Halaman:
-*-

”Serat Centhini”, Kompas Warisan Budaya Tak Benda di Jawa
Tidak semua makanan tradisonal masuk sebagai warisan budaya tak benda. Ini lebih karena ketidakmampuan meramu narasi dengan pendekatan historis-antropologis. ”Serat Centhini” bisa menjadi acuan untuk ini.
Bak orang siuman, kesadaran pemerintah daerah dan masyarakat terhadap kekayaan kuliner sekonyong-konyong muncul. Salah satu pemicunya ialah program pencatatan warisan budaya tak benda dari Kementerian Pendidikan, Kebudayaan, Riset, dan Teknologi atau Kemendikbudristek.
Lembaga pelat merah di tingkat daerah jumpalitan menyiapkan kajian pendahuluan guna mendukung usulannya kepada pemerintah pusat. Selain bukti visual obyek budaya, data dukung lainnya berupa narasi dan komunitas pelestari atau penerus.
Kemendikbudristek belum lama ini mengetok palu menetapkan beberapa jenis makanan yang masuk warisan budaya tak benda (WBTB). Ambillah, misal, Pemerintah Kota Surakarta menyorongkan sate kere, sate buntel, roti kecik, serabi notosuman, dan timlo. Sementara pembesar Daerah Istimewa Yogyakarta menyodorkan tiwul, lemper, serta gudeg manggar. Tak ketinggalan pula Kabupaten Banyumas mengerek tempe mendoan. Untuk Jawa Timur, rujak cingur turut meramaikan daftar WBTB.
Baca juga : Kebangkitan Makanan Tradisional
Apabila dicermati, masih segudang aneka makanan yang luput didaftarkan. Bukan mereka tidak paham, namun lantaran ketidakmampuan meramu narasi dengan pendekatan historis-antropologis.
Sebenarnya ada ”jalan pintas” untuk kajian awal, yakni menyimak Serat Centhini. Suluk Tembangraras atau Centhini disusun secara keroyokan tahun 1814-1823. Pujangga RNg Yasadipura II, RNg Ranggasutrasna, dan RNg Sastradipura di bawah kendali Pangeran Adipati Anom Amangkungara III, yang kelak menjadi Paku Buwana V (1820-1823), merekam rupa-rupa makanan yang dikonsumsi ataupun sesaji.
Pintu pembuka karangan berbentuk tembang macapat ini adalah cerita kedatangan Seh Wali Lanang dari Tanah Arab di telatah Jawa abad XV. Alim ulama tersebut selanjutnya menurunkan Sunan Giri I, Sunan Sunan Giri II, dan Sunan Giri III. Penguasa wilayah Giri sukses ditekuk Sultan Agung yang menakhodai Mataram Islam, lantas ia beserta keluarganya ditawan dan diboyong ke Kerta, ibu kota Mataram Islam. Fakta umum bahwa Sultan Agung bertengger di kursi empuk kerajaan tahun 1613-1646.

-*-

Cuplikan Data:
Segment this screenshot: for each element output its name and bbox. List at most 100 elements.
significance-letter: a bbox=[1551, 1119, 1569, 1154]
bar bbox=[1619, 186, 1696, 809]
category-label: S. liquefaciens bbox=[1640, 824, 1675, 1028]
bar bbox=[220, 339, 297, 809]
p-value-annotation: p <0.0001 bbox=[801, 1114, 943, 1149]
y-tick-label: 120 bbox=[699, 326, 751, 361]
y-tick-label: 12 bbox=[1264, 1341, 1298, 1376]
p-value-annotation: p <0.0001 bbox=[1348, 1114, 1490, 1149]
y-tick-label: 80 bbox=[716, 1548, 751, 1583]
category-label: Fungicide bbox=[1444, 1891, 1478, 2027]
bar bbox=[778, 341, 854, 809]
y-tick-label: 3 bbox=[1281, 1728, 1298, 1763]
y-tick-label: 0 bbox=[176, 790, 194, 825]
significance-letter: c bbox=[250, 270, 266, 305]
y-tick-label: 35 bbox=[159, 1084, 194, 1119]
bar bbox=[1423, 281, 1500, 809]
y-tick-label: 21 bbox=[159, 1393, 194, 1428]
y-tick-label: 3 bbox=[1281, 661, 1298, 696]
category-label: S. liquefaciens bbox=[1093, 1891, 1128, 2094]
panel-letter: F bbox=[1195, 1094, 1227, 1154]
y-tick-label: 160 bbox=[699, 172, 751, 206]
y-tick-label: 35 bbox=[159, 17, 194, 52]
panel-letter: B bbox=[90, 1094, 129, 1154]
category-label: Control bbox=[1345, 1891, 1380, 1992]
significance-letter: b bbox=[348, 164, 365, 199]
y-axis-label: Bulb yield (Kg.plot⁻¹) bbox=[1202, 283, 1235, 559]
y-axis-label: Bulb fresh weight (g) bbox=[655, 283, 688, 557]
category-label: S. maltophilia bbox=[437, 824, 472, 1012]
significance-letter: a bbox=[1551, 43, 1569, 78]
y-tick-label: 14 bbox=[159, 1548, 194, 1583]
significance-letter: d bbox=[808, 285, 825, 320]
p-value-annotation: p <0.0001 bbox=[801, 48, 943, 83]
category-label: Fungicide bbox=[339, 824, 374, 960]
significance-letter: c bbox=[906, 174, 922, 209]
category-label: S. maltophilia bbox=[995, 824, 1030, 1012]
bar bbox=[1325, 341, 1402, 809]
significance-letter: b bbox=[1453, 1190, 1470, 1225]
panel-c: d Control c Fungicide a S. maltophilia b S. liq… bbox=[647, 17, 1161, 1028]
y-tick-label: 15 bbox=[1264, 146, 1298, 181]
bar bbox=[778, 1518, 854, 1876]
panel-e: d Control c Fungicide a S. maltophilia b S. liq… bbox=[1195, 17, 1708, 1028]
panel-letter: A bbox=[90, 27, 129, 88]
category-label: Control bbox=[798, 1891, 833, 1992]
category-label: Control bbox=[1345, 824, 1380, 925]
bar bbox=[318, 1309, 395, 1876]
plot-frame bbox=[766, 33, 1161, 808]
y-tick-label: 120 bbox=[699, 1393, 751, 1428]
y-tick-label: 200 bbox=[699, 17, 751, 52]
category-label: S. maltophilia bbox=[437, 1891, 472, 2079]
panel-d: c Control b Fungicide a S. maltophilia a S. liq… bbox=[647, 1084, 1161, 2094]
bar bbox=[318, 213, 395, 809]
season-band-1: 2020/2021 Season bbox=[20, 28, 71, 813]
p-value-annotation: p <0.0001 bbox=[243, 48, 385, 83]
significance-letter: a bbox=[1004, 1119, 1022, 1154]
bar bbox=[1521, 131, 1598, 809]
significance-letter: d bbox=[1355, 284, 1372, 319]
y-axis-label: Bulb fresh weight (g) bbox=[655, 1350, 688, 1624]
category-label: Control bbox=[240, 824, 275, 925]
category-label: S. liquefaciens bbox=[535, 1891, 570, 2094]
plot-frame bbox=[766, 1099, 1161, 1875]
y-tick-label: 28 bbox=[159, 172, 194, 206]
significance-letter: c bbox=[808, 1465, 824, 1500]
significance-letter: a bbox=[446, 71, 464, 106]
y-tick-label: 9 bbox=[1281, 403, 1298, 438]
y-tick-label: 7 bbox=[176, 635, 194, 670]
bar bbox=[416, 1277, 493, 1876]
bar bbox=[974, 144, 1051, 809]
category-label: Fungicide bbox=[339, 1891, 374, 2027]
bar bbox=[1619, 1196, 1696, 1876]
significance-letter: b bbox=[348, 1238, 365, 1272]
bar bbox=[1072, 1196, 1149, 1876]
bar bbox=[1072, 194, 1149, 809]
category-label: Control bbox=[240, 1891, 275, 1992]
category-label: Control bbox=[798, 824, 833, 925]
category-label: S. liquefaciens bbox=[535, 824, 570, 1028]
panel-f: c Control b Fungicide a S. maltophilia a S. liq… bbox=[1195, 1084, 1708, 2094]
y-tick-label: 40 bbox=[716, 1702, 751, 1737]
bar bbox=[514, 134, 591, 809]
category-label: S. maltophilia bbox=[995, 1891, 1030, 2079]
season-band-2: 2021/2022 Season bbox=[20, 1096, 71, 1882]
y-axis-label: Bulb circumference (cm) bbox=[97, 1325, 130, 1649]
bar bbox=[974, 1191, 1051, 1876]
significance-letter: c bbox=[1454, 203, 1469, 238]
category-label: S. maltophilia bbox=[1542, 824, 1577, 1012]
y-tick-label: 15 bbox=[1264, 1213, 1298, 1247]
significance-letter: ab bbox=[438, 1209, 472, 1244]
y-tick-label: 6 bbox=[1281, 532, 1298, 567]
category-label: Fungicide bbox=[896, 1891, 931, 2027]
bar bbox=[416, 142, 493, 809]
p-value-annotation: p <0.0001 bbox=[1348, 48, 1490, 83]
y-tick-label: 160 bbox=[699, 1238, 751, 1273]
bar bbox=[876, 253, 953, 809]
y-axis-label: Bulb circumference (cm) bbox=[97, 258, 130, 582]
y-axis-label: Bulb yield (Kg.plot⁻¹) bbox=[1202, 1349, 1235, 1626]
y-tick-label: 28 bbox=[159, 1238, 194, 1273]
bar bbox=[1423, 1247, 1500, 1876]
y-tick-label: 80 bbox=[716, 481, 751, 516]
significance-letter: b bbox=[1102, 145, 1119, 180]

-*-

Petunjuk dan Ketentuan:
Tuliskan ulang sepotong teks tentang Serat Centhini tanpa mengubah satu huruf pun: mulailah pada kata-kata yang memuat "Bak orang siuman, kesadaran" dan berhentilah setelah "Teknologi atau Kemendikbudristek.". Gunakan hanya teks tentang Serat Centhini sebagai sumber jawaban.

Hasil Latihan:
Bak orang siuman, kesadaran pemerintah daerah dan masyarakat terhadap kekayaan kuliner sekonyong-konyong muncul. Salah satu pemicunya ialah program pencatatan warisan budaya tak benda dari Kementerian Pendidikan, Kebudayaan, Riset, dan Teknologi atau Kemendikbudristek.